• _RECORDS SUPPLIED_:
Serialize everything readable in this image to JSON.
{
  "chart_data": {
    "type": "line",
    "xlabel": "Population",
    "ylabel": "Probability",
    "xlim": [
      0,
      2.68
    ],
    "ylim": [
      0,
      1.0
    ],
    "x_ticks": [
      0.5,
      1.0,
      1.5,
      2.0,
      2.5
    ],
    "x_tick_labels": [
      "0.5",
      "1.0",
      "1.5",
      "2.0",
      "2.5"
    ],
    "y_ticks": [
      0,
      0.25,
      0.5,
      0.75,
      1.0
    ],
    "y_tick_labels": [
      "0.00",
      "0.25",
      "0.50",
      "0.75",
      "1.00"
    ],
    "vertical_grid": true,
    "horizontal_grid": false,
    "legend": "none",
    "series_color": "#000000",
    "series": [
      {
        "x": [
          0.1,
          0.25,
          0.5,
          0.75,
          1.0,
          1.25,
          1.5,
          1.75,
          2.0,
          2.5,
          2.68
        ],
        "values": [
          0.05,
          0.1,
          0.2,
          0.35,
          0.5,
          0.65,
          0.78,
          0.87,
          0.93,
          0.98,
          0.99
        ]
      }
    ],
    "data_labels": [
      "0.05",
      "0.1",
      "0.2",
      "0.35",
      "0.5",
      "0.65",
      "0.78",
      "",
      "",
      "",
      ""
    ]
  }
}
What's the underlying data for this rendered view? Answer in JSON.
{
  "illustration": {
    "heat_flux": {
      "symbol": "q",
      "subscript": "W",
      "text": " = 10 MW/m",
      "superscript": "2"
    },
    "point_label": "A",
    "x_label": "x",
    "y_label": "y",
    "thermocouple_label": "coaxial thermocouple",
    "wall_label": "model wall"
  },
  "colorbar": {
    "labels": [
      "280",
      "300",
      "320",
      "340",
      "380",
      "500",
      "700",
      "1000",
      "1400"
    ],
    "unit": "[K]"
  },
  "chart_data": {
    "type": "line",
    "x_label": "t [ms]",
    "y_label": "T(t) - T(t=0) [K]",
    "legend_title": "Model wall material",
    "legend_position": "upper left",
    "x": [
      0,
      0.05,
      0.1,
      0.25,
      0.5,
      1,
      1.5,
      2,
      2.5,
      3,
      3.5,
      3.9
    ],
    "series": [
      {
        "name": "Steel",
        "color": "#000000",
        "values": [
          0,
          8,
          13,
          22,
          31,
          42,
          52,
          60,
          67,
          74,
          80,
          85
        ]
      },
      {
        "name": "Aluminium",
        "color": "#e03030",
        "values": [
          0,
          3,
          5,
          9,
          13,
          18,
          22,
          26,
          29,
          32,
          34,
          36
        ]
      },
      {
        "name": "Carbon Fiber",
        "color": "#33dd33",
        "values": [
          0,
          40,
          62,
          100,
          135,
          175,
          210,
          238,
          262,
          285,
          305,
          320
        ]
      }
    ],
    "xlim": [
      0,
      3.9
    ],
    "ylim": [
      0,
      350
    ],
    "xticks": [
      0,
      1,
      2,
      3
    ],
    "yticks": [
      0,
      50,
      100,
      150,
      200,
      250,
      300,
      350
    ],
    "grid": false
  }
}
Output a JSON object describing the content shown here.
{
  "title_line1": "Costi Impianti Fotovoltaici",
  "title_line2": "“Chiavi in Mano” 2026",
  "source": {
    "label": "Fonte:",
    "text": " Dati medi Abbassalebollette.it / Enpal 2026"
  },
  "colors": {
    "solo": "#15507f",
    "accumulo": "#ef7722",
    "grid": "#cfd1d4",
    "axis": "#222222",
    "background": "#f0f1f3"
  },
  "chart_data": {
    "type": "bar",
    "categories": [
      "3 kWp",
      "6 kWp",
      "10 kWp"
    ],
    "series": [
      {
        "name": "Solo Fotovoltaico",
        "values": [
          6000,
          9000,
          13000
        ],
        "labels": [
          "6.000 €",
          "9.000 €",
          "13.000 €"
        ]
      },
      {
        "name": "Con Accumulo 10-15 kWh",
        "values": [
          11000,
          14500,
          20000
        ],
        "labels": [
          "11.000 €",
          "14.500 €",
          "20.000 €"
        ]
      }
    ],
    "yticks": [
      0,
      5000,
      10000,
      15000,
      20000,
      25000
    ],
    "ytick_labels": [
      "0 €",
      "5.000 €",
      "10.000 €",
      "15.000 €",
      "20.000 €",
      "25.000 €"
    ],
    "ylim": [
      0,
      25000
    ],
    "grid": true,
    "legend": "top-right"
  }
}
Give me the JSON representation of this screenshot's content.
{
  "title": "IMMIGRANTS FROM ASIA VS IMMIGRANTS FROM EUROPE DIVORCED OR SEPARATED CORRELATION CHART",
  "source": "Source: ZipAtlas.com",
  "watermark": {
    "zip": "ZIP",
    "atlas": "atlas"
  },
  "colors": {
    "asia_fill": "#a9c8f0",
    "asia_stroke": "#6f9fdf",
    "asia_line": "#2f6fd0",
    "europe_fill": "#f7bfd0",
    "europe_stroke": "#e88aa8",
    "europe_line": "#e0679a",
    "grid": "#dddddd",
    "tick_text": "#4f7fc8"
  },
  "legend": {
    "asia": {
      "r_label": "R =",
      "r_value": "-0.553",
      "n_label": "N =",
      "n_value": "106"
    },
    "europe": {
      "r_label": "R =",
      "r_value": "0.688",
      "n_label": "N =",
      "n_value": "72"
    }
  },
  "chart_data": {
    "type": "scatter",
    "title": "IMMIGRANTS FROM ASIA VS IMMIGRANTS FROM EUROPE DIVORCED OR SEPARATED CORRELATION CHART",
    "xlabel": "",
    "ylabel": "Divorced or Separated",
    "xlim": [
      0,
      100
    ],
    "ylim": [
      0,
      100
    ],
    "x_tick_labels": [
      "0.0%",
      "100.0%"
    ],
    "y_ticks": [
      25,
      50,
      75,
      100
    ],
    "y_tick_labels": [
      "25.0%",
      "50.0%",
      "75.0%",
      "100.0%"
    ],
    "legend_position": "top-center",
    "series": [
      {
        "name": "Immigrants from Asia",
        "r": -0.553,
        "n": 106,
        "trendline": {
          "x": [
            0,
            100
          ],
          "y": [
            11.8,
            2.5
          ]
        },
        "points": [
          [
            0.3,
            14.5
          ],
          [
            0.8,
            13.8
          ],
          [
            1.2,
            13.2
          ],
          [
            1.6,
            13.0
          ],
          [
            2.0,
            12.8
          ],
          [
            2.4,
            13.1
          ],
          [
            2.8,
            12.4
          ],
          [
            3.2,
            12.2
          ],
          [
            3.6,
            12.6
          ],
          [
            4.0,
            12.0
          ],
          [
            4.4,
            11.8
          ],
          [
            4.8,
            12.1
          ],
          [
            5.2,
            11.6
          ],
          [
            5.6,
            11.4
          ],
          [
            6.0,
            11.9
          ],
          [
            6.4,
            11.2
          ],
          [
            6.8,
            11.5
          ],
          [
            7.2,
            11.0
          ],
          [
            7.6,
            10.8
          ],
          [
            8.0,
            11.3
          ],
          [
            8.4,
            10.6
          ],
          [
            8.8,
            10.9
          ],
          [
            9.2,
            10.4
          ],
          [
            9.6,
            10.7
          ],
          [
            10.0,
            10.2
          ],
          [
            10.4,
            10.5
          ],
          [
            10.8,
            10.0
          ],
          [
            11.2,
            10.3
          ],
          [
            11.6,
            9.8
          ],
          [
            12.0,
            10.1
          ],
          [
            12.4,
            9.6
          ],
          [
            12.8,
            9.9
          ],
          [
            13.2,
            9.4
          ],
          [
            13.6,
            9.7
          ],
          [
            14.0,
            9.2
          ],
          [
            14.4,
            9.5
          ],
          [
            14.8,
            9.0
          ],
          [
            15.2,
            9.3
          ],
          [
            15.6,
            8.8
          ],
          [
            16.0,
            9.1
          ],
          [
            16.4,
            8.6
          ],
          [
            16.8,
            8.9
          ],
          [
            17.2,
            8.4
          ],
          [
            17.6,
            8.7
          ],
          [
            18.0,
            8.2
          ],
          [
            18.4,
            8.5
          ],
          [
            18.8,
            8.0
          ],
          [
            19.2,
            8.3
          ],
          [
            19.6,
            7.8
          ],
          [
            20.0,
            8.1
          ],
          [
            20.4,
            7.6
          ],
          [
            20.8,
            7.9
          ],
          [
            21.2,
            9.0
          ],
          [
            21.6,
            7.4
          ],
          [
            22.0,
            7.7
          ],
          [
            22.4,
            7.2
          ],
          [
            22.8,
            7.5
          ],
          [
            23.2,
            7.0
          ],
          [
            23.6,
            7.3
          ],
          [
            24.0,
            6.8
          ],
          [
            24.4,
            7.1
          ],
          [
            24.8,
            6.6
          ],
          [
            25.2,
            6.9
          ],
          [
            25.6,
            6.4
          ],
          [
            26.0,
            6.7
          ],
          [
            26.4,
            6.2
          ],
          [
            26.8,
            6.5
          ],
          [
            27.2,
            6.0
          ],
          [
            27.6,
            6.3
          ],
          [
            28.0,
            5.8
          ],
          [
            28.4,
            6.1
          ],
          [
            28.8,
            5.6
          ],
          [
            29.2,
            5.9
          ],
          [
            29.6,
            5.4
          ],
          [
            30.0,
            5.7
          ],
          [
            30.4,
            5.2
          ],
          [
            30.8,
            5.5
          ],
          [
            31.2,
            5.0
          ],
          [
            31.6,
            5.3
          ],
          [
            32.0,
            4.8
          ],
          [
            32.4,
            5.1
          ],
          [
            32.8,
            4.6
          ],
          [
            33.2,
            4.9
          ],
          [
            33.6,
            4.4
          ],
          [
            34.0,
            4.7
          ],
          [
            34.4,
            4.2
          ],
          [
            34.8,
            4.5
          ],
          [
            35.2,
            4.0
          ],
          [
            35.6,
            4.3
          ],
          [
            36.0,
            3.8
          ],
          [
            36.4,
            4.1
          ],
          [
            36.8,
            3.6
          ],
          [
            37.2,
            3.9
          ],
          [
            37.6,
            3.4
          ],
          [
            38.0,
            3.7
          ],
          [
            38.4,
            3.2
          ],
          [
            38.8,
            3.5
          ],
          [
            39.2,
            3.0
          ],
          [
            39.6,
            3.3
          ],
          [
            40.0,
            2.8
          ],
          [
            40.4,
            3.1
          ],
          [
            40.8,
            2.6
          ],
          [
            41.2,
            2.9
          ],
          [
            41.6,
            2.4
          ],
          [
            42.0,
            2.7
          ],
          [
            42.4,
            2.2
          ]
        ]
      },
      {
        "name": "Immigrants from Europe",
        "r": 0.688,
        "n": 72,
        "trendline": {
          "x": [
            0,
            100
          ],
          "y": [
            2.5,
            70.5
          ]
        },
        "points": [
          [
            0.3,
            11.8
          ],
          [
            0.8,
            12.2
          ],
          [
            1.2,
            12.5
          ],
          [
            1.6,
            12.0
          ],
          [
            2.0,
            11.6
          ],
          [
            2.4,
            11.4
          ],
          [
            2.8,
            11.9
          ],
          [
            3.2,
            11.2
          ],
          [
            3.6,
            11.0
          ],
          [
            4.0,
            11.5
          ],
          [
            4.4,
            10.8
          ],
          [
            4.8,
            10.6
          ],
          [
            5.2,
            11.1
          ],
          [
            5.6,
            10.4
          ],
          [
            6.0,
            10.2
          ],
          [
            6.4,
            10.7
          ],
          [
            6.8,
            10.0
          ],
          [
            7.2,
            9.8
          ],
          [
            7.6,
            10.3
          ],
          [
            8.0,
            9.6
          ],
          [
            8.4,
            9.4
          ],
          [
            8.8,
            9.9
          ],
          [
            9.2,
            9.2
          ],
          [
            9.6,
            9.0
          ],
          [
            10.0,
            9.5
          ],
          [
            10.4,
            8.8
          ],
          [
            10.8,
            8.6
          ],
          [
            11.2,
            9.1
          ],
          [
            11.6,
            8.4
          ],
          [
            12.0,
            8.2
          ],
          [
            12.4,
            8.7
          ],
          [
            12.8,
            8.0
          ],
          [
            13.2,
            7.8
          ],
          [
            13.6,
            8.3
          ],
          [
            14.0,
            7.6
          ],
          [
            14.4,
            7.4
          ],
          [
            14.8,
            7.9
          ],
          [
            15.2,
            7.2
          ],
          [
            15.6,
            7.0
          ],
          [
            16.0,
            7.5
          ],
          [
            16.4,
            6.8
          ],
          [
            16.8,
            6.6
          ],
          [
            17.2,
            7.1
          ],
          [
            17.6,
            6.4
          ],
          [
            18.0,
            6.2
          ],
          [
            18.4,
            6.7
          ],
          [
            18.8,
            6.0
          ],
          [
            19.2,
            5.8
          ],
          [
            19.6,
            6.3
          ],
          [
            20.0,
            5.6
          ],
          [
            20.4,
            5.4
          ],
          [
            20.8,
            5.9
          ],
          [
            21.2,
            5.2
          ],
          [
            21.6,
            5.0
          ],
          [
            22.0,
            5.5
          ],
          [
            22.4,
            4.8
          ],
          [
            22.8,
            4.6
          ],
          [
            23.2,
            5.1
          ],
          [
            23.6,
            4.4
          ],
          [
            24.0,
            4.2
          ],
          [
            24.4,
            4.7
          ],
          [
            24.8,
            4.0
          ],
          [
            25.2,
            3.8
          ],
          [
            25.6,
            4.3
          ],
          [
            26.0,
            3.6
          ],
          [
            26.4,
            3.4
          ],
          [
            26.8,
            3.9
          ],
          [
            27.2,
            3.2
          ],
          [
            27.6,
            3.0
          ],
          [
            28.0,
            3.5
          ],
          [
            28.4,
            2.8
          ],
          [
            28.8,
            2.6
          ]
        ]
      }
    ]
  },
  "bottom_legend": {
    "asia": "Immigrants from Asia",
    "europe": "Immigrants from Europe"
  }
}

• _GIVEN TASK_: Copy each line of the listing that contains the string "CORRELATION".

• _EXPECTED OUTPUT_:
  "title": "IMMIGRANTS FROM ASIA VS IMMIGRANTS FROM EUROPE DIVORCED OR SEPARATED CORRELATION CHART",
    "title": "IMMIGRANTS FROM ASIA VS IMMIGRANTS FROM EUROPE DIVORCED OR SEPARATED CORRELATION CHART",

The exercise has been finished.